**STATED GOAL:** Duplicate the slingshot review below in full, word for word.

**ARTICLE:**

===

# Hathcock Target Sniper



## ERdept (Jun 10, 2010)

First let me say Bill Hays is a great inventor and creator/fabricator of the slingshot.

I have to agree with Joerg Sprave in his review that this is a well made and excellently designed slingshot.

It's made of Ballistic Kevlar type cloth and resin cast. Same stuff as bullet resistant vests.

Fit and finish are excellent. I like the burn marks on the product as it speaks of the handcraft put into it. And, according to Bill and as evidenced by the burns, it had burned up his saw blade. Sorry Bill, your loss is the community's gain.

The shape is ideal for the V/Y type grip. it's approx 5 7/8 inch tall and the forks from the outside is approx 4 1/4 inch wide. It is approx 7/8 inch thick.

It came fitted with a folded over band and an amazing pouch.

The pouch is similar to a formed ball pouch, but is more like a double ball pouch, whose ends have been fitted together to encircle the ammo completely as you pinch it for the shot. unlike a pre-formed pouch for ball ammo that cover the back of the ammo and then is closed in by the pouches informed flats as you pinch it, this double formed pouch completely covers the ammo.

The pouch also has a preformed fold to it, so it quickly centers the ammo and transitions itself ready for the shot quickly.

The big thing about this design is the forks. They allow bands to go over the top, OR around the outside, or the use of the tube bands. I love this feature as i can try many set-ups instead of buying three slinghots with three different mounting methodologies.

===

Dataset rows

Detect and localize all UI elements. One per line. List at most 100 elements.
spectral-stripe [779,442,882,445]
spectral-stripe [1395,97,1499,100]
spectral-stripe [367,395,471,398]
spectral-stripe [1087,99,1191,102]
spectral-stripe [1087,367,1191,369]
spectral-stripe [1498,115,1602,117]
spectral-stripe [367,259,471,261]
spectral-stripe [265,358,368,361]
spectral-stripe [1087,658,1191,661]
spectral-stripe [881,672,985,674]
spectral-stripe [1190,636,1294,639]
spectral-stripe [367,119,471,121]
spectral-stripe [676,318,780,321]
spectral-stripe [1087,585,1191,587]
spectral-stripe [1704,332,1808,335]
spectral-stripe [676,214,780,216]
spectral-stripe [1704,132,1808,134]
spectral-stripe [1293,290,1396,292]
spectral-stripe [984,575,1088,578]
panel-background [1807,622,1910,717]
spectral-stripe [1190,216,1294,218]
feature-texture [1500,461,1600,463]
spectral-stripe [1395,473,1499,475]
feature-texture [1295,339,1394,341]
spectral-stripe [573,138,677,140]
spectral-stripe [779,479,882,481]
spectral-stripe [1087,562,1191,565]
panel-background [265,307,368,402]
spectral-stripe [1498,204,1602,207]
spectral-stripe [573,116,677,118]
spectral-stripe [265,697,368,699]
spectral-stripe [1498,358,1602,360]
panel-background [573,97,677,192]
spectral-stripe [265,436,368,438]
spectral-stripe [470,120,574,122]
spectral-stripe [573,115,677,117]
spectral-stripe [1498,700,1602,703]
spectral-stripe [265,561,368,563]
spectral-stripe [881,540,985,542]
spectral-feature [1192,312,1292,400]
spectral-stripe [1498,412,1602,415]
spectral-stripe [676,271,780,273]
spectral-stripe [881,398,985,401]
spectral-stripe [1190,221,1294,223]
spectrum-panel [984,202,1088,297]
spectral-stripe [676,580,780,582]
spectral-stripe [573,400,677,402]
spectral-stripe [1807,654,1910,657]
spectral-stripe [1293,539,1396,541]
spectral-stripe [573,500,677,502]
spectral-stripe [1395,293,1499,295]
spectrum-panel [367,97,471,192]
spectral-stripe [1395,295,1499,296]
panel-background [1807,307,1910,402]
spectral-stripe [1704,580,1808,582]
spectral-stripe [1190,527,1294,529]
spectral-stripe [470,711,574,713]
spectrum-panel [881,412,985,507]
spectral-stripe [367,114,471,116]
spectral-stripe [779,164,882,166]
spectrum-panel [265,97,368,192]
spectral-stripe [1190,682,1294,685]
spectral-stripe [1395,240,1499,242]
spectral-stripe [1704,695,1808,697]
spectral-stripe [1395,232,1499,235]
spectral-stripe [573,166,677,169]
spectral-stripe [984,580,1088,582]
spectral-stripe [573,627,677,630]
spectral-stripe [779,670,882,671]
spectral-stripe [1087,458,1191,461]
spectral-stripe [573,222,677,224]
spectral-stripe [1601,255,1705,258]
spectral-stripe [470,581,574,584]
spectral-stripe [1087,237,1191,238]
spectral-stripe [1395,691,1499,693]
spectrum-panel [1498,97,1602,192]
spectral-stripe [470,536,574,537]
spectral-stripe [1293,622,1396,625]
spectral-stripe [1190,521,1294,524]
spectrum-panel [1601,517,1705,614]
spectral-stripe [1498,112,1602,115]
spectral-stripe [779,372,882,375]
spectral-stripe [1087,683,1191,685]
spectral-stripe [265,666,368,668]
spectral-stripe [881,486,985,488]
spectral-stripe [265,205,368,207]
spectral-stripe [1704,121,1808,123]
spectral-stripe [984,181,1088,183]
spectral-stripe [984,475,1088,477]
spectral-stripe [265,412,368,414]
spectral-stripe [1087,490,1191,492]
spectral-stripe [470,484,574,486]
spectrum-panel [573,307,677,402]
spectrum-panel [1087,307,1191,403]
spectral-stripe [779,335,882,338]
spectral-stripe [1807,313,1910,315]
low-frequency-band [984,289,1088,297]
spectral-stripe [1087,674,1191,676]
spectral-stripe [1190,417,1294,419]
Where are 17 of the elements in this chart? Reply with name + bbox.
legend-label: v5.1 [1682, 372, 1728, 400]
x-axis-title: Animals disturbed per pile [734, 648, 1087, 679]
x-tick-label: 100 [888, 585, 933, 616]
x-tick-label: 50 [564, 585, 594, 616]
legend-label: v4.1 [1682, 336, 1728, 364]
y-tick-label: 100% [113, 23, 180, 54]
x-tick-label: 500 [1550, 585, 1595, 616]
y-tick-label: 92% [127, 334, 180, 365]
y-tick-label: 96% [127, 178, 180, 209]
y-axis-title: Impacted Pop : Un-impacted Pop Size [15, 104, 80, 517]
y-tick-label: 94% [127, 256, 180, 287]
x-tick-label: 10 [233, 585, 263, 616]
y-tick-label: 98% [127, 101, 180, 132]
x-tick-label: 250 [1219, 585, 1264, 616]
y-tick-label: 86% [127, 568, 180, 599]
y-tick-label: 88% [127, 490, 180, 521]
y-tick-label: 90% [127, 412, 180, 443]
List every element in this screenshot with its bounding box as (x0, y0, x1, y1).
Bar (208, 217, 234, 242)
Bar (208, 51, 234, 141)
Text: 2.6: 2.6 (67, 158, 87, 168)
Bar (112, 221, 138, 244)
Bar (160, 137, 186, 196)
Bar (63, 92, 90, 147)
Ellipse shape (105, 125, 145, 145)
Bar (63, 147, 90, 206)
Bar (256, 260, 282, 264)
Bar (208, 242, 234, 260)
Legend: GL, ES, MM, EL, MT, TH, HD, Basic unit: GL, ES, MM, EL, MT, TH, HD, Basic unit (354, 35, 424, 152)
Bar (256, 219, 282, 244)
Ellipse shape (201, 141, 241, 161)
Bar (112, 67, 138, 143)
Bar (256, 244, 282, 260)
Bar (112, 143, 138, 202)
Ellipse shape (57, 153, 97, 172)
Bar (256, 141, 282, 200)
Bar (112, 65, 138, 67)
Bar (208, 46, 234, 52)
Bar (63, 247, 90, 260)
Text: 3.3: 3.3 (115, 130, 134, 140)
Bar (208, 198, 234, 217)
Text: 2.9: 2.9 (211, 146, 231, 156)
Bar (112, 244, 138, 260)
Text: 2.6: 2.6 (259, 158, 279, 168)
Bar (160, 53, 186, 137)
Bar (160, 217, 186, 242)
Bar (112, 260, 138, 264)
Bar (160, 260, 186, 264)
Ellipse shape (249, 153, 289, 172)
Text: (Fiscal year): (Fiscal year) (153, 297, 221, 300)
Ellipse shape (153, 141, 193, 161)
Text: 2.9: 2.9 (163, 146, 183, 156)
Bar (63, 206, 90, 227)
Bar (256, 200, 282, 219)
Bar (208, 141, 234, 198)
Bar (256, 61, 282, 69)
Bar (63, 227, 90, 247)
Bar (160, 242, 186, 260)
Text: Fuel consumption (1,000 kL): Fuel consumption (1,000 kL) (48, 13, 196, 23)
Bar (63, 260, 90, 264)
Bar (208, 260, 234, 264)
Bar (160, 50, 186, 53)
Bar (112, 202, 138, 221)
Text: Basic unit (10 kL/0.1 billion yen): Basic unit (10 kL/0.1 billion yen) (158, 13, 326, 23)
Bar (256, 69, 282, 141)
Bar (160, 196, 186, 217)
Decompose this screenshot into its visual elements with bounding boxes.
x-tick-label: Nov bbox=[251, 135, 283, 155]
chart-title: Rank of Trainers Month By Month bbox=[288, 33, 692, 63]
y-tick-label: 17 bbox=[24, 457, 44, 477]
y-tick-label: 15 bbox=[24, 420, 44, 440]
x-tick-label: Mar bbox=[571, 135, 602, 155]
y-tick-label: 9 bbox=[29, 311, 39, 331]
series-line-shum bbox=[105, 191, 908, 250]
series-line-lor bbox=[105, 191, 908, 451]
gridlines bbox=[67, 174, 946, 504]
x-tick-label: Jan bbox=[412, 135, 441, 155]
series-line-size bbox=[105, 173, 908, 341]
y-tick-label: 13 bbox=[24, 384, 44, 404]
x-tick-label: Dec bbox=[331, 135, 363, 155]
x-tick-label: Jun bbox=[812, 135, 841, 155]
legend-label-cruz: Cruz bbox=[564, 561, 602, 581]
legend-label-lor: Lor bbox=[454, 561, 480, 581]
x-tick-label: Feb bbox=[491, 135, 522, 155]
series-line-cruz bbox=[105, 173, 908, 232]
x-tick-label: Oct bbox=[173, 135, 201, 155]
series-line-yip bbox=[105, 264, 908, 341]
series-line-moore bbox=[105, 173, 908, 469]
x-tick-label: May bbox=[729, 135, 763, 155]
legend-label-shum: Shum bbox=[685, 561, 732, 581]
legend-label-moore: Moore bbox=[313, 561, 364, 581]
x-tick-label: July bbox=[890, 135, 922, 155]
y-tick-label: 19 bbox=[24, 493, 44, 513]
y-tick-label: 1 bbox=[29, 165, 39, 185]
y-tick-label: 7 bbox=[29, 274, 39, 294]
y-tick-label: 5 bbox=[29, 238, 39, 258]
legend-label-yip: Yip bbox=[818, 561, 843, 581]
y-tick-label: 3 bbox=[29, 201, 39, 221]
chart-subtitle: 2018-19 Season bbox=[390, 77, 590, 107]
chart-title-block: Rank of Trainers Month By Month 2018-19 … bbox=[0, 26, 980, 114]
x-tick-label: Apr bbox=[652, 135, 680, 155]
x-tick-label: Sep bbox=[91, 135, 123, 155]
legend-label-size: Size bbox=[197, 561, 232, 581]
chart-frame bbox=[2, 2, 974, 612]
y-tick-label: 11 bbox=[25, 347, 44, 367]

===

**ANSWER:**
# Hathcock Target Sniper



## ERdept (Jun 10, 2010)

First let me say Bill Hays is a great inventor and creator/fabricator of the slingshot.

I have to agree with Joerg Sprave in his review that this is a well made and excellently designed slingshot.

It's made of Ballistic Kevlar type cloth and resin cast. Same stuff as bullet resistant vests.

Fit and finish are excellent. I like the burn marks on the product as it speaks of the handcraft put into it. And, according to Bill and as evidenced by the burns, it had burned up his saw blade. Sorry Bill, your loss is the community's gain.

The shape is ideal for the V/Y type grip. it's approx 5 7/8 inch tall and the forks from the outside is approx 4 1/4 inch wide. It is approx 7/8 inch thick.

It came fitted with a folded over band and an amazing pouch.

The pouch is similar to a formed ball pouch, but is more like a double ball pouch, whose ends have been fitted together to encircle the ammo completely as you pinch it for the shot. unlike a pre-formed pouch for ball ammo that cover the back of the ammo and then is closed in by the pouches informed flats as you pinch it, this double formed pouch completely covers the ammo.

The pouch also has a preformed fold to it, so it quickly centers the ammo and transitions itself ready for the shot quickly.

The big thing about this design is the forks. They allow bands to go over the top, OR around the outside, or the use of the tube bands. I love this feature as i can try many set-ups instead of buying three slinghots with three different mounting methodologies.